### DATA FOR THIS EXERCISE
☆ ☆ ☆ ☆ ☆ ☆ ☆

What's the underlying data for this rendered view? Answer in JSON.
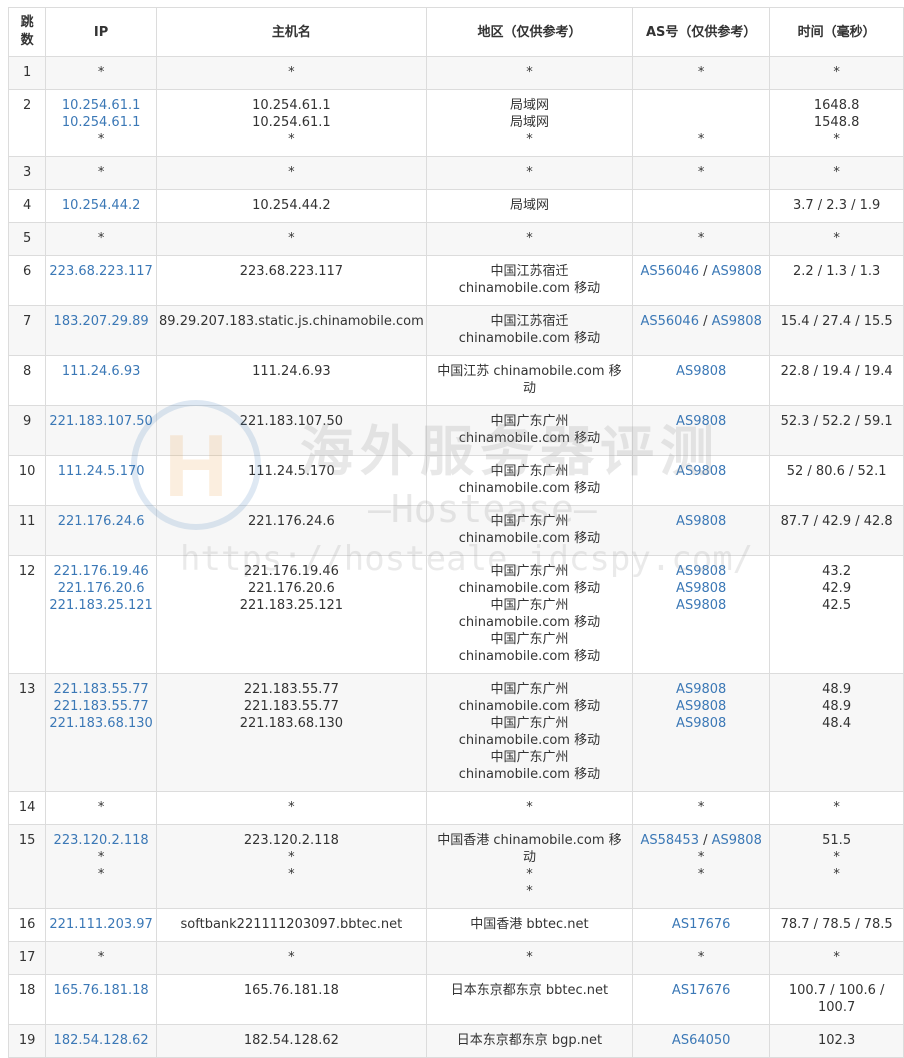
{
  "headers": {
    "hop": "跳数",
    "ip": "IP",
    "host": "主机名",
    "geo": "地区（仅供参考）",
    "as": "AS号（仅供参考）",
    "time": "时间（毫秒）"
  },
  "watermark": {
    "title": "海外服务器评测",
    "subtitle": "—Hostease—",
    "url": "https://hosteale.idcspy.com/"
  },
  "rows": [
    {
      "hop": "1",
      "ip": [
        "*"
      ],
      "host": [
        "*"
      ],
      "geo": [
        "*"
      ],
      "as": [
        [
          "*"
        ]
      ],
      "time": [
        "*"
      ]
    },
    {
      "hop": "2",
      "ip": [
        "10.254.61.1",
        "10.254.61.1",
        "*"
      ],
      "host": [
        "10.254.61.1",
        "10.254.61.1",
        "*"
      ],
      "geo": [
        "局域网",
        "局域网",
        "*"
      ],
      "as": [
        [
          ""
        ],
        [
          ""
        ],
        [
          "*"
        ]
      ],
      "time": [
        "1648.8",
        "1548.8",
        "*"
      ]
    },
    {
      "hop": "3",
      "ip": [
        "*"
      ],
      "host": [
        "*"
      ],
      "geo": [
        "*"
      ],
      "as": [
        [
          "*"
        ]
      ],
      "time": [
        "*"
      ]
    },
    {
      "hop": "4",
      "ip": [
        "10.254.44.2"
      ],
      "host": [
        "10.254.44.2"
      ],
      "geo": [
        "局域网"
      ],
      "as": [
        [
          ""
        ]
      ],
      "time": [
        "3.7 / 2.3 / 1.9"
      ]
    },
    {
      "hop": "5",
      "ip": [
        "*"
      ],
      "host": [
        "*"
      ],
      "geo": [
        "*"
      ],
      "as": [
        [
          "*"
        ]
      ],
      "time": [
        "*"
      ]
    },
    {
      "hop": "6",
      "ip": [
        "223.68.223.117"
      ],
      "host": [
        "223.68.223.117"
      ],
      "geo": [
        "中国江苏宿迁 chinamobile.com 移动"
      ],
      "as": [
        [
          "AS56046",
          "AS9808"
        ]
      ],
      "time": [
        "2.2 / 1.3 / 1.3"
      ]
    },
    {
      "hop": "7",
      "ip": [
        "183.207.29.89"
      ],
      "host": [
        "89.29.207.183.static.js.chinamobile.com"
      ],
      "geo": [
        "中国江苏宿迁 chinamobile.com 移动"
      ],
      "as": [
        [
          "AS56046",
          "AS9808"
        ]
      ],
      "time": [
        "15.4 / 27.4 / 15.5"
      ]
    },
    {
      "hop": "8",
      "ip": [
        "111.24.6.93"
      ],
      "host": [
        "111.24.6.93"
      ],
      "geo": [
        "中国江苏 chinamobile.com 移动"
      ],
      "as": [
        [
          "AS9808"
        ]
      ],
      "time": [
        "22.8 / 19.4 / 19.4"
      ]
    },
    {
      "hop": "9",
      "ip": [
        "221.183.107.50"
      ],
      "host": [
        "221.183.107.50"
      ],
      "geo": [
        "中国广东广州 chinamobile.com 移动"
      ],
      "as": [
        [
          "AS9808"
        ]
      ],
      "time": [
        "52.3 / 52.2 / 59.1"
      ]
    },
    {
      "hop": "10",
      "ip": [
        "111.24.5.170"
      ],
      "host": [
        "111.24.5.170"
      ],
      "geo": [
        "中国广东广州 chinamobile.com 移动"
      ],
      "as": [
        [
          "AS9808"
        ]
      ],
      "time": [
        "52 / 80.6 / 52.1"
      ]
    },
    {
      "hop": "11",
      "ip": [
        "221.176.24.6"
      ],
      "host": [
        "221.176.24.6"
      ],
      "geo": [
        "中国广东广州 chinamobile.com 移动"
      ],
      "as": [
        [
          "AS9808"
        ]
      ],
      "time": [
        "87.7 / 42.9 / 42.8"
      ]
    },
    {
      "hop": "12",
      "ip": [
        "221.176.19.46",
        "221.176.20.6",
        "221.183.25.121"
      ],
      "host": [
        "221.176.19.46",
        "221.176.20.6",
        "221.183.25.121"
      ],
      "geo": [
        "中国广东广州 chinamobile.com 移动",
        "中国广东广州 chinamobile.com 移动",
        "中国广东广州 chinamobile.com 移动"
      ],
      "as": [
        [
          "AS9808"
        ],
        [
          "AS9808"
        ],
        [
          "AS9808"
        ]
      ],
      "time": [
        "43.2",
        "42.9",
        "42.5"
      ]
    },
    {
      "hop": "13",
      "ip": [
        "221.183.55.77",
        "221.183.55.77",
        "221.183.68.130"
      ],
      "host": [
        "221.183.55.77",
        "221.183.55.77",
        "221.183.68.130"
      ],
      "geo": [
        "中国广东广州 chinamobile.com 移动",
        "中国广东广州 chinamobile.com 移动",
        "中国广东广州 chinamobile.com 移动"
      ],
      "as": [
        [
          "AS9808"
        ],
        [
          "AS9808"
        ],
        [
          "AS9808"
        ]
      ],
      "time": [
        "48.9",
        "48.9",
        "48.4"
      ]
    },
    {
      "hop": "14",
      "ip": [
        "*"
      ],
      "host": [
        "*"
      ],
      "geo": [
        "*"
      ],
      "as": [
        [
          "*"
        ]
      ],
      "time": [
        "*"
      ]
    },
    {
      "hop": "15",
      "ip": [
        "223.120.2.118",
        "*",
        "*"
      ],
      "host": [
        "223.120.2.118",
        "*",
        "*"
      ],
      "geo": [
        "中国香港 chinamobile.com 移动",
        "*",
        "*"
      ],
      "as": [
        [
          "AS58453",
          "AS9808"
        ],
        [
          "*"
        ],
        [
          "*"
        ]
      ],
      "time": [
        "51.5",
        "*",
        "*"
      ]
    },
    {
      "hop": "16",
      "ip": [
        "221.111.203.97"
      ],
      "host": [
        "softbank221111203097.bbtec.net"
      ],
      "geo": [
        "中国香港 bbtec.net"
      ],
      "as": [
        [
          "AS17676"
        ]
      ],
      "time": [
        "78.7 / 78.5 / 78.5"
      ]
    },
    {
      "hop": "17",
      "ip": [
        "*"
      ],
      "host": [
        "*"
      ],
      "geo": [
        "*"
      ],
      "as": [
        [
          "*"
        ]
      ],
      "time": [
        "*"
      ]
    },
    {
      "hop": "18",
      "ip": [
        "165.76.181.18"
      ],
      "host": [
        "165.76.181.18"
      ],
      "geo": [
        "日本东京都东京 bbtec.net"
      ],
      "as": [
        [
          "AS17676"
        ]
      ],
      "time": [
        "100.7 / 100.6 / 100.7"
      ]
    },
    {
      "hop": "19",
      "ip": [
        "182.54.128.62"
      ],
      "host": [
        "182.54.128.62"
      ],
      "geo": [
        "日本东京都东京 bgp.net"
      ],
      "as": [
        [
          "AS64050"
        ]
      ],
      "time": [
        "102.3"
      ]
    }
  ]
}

☆ ☆ ☆ ☆ ☆ ☆ ☆

### DIRECTIONS
Leave the pictures out and print the records above exactly as they stand.

### FINAL RESULT
What's the underlying data for this rendered view? Answer in JSON.
{
  "headers": {
    "hop": "跳数",
    "ip": "IP",
    "host": "主机名",
    "geo": "地区（仅供参考）",
    "as": "AS号（仅供参考）",
    "time": "时间（毫秒）"
  },
  "watermark": {
    "title": "海外服务器评测",
    "subtitle": "—Hostease—",
    "url": "https://hosteale.idcspy.com/"
  },
  "rows": [
    {
      "hop": "1",
      "ip": [
        "*"
      ],
      "host": [
        "*"
      ],
      "geo": [
        "*"
      ],
      "as": [
        [
          "*"
        ]
      ],
      "time": [
        "*"
      ]
    },
    {
      "hop": "2",
      "ip": [
        "10.254.61.1",
        "10.254.61.1",
        "*"
      ],
      "host": [
        "10.254.61.1",
        "10.254.61.1",
        "*"
      ],
      "geo": [
        "局域网",
        "局域网",
        "*"
      ],
      "as": [
        [
          ""
        ],
        [
          ""
        ],
        [
          "*"
        ]
      ],
      "time": [
        "1648.8",
        "1548.8",
        "*"
      ]
    },
    {
      "hop": "3",
      "ip": [
        "*"
      ],
      "host": [
        "*"
      ],
      "geo": [
        "*"
      ],
      "as": [
        [
          "*"
        ]
      ],
      "time": [
        "*"
      ]
    },
    {
      "hop": "4",
      "ip": [
        "10.254.44.2"
      ],
      "host": [
        "10.254.44.2"
      ],
      "geo": [
        "局域网"
      ],
      "as": [
        [
          ""
        ]
      ],
      "time": [
        "3.7 / 2.3 / 1.9"
      ]
    },
    {
      "hop": "5",
      "ip": [
        "*"
      ],
      "host": [
        "*"
      ],
      "geo": [
        "*"
      ],
      "as": [
        [
          "*"
        ]
      ],
      "time": [
        "*"
      ]
    },
    {
      "hop": "6",
      "ip": [
        "223.68.223.117"
      ],
      "host": [
        "223.68.223.117"
      ],
      "geo": [
        "中国江苏宿迁 chinamobile.com 移动"
      ],
      "as": [
        [
          "AS56046",
          "AS9808"
        ]
      ],
      "time": [
        "2.2 / 1.3 / 1.3"
      ]
    },
    {
      "hop": "7",
      "ip": [
        "183.207.29.89"
      ],
      "host": [
        "89.29.207.183.static.js.chinamobile.com"
      ],
      "geo": [
        "中国江苏宿迁 chinamobile.com 移动"
      ],
      "as": [
        [
          "AS56046",
          "AS9808"
        ]
      ],
      "time": [
        "15.4 / 27.4 / 15.5"
      ]
    },
    {
      "hop": "8",
      "ip": [
        "111.24.6.93"
      ],
      "host": [
        "111.24.6.93"
      ],
      "geo": [
        "中国江苏 chinamobile.com 移动"
      ],
      "as": [
        [
          "AS9808"
        ]
      ],
      "time": [
        "22.8 / 19.4 / 19.4"
      ]
    },
    {
      "hop": "9",
      "ip": [
        "221.183.107.50"
      ],
      "host": [
        "221.183.107.50"
      ],
      "geo": [
        "中国广东广州 chinamobile.com 移动"
      ],
      "as": [
        [
          "AS9808"
        ]
      ],
      "time": [
        "52.3 / 52.2 / 59.1"
      ]
    },
    {
      "hop": "10",
      "ip": [
        "111.24.5.170"
      ],
      "host": [
        "111.24.5.170"
      ],
      "geo": [
        "中国广东广州 chinamobile.com 移动"
      ],
      "as": [
        [
          "AS9808"
        ]
      ],
      "time": [
        "52 / 80.6 / 52.1"
      ]
    },
    {
      "hop": "11",
      "ip": [
        "221.176.24.6"
      ],
      "host": [
        "221.176.24.6"
      ],
      "geo": [
        "中国广东广州 chinamobile.com 移动"
      ],
      "as": [
        [
          "AS9808"
        ]
      ],
      "time": [
        "87.7 / 42.9 / 42.8"
      ]
    },
    {
      "hop": "12",
      "ip": [
        "221.176.19.46",
        "221.176.20.6",
        "221.183.25.121"
      ],
      "host": [
        "221.176.19.46",
        "221.176.20.6",
        "221.183.25.121"
      ],
      "geo": [
        "中国广东广州 chinamobile.com 移动",
        "中国广东广州 chinamobile.com 移动",
        "中国广东广州 chinamobile.com 移动"
      ],
      "as": [
        [
          "AS9808"
        ],
        [
          "AS9808"
        ],
        [
          "AS9808"
        ]
      ],
      "time": [
        "43.2",
        "42.9",
        "42.5"
      ]
    },
    {
      "hop": "13",
      "ip": [
        "221.183.55.77",
        "221.183.55.77",
        "221.183.68.130"
      ],
      "host": [
        "221.183.55.77",
        "221.183.55.77",
        "221.183.68.130"
      ],
      "geo": [
        "中国广东广州 chinamobile.com 移动",
        "中国广东广州 chinamobile.com 移动",
        "中国广东广州 chinamobile.com 移动"
      ],
      "as": [
        [
          "AS9808"
        ],
        [
          "AS9808"
        ],
        [
          "AS9808"
        ]
      ],
      "time": [
        "48.9",
        "48.9",
        "48.4"
      ]
    },
    {
      "hop": "14",
      "ip": [
        "*"
      ],
      "host": [
        "*"
      ],
      "geo": [
        "*"
      ],
      "as": [
        [
          "*"
        ]
      ],
      "time": [
        "*"
      ]
    },
    {
      "hop": "15",
      "ip": [
        "223.120.2.118",
        "*",
        "*"
      ],
      "host": [
        "223.120.2.118",
        "*",
        "*"
      ],
      "geo": [
        "中国香港 chinamobile.com 移动",
        "*",
        "*"
      ],
      "as": [
        [
          "AS58453",
          "AS9808"
        ],
        [
          "*"
        ],
        [
          "*"
        ]
      ],
      "time": [
        "51.5",
        "*",
        "*"
      ]
    },
    {
      "hop": "16",
      "ip": [
        "221.111.203.97"
      ],
      "host": [
        "softbank221111203097.bbtec.net"
      ],
      "geo": [
        "中国香港 bbtec.net"
      ],
      "as": [
        [
          "AS17676"
        ]
      ],
      "time": [
        "78.7 / 78.5 / 78.5"
      ]
    },
    {
      "hop": "17",
      "ip": [
        "*"
      ],
      "host": [
        "*"
      ],
      "geo": [
        "*"
      ],
      "as": [
        [
          "*"
        ]
      ],
      "time": [
        "*"
      ]
    },
    {
      "hop": "18",
      "ip": [
        "165.76.181.18"
      ],
      "host": [
        "165.76.181.18"
      ],
      "geo": [
        "日本东京都东京 bbtec.net"
      ],
      "as": [
        [
          "AS17676"
        ]
      ],
      "time": [
        "100.7 / 100.6 / 100.7"
      ]
    },
    {
      "hop": "19",
      "ip": [
        "182.54.128.62"
      ],
      "host": [
        "182.54.128.62"
      ],
      "geo": [
        "日本东京都东京 bgp.net"
      ],
      "as": [
        [
          "AS64050"
        ]
      ],
      "time": [
        "102.3"
      ]
    }
  ]
}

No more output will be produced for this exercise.